> What the task requires
From the listing, collect all lines containing the word "kako".

Stored data:
· · ·
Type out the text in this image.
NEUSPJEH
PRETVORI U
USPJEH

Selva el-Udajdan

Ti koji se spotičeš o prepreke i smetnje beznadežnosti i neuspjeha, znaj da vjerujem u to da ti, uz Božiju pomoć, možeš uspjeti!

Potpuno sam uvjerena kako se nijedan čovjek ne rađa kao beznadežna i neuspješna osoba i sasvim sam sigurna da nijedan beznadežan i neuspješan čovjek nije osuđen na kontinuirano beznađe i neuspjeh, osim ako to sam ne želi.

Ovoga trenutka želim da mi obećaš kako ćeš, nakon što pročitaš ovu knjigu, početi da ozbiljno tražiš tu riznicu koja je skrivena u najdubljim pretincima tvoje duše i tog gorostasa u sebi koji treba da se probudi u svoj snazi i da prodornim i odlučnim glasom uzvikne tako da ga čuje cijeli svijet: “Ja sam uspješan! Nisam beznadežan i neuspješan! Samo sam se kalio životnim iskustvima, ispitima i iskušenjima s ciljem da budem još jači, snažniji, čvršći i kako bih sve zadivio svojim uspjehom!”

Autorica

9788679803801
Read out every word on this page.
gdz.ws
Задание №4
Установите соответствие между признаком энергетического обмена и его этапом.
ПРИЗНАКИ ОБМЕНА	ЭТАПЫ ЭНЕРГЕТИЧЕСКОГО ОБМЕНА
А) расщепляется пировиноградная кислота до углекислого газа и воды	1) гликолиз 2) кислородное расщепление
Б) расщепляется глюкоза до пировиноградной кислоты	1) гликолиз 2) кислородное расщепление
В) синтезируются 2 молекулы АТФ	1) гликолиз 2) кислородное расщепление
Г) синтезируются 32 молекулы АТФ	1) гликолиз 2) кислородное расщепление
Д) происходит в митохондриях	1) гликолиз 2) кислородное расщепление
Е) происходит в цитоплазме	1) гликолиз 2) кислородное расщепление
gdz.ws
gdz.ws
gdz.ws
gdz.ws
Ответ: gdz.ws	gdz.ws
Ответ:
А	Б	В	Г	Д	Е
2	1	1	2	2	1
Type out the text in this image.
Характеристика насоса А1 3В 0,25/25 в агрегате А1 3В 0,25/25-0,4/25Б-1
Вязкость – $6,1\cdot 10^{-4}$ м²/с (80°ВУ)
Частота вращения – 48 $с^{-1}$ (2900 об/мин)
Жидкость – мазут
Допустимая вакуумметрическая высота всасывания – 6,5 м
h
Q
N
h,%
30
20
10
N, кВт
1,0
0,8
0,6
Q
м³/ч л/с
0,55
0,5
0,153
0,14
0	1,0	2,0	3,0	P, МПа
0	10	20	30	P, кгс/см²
· · ·
> Output for this task
Potpuno sam uvjerena kako se nijedan čovjek ne rađa kao beznadežna i neuspješna osoba i sasvim sam sigurna da nijedan beznadežan i neuspješan čovjek nije osuđen na kontinuirano beznađe i neuspjeh, osim ako to sam ne želi.
Ovoga trenutka želim da mi obećaš kako ćeš, nakon što pročitaš ovu knjigu, početi da ozbiljno tražiš tu riznicu koja je skrivena u najdubljim pretincima tvoje duše i tog gorostasa u sebi koji treba da se probudi u svoj snazi i da prodornim i odlučnim glasom uzvikne tako da ga čuje cijeli svijet: “Ja sam uspješan! Nisam beznadežan i neuspješan! Samo sam se kalio životnim iskustvima, ispitima i iskušenjima s ciljem da budem još jači, snažniji, čvršći i kako bih sve zadivio svojim uspjehom!”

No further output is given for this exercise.